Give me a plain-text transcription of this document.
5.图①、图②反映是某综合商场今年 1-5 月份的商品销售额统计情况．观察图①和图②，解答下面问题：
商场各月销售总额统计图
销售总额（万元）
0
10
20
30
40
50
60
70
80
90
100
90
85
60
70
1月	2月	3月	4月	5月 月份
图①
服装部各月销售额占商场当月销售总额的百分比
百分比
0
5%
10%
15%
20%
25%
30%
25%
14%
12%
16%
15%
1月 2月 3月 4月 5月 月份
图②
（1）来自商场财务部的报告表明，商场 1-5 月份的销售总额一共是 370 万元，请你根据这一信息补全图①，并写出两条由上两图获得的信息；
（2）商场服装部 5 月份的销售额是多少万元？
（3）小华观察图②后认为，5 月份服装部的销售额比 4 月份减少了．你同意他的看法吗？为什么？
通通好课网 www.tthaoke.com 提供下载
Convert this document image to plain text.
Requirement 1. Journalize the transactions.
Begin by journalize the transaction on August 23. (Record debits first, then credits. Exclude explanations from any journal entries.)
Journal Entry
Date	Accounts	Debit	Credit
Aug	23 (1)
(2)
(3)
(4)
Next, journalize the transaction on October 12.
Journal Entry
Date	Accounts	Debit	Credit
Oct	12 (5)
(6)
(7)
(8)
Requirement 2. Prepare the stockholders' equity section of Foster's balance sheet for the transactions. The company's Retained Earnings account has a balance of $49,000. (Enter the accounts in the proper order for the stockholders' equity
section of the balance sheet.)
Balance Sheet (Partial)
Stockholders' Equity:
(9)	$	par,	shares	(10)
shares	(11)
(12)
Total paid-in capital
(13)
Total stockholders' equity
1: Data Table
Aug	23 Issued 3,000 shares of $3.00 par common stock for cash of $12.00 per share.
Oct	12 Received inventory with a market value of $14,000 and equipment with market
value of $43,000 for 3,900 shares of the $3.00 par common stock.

- **Exercise brief**: Return exactly the lines from the one containing "Convert this document image to plain text." to the last line of the data, and nothing more.

- **Full answer**:
Convert this document image to plain text.
Requirement 1. Journalize the transactions.
Begin by journalize the transaction on August 23. (Record debits first, then credits. Exclude explanations from any journal entries.)
Journal Entry
Date	Accounts	Debit	Credit
Aug	23 (1)
(2)
(3)
(4)
Next, journalize the transaction on October 12.
Journal Entry
Date	Accounts	Debit	Credit
Oct	12 (5)
(6)
(7)
(8)
Requirement 2. Prepare the stockholders' equity section of Foster's balance sheet for the transactions. The company's Retained Earnings account has a balance of $49,000. (Enter the accounts in the proper order for the stockholders' equity
section of the balance sheet.)
Balance Sheet (Partial)
Stockholders' Equity:
(9)	$	par,	shares	(10)
shares	(11)
(12)
Total paid-in capital
(13)
Total stockholders' equity
1: Data Table
Aug	23 Issued 3,000 shares of $3.00 par common stock for cash of $12.00 per share.
Oct	12 Received inventory with a market value of $14,000 and equipment with market
value of $43,000 for 3,900 shares of the $3.00 par common stock.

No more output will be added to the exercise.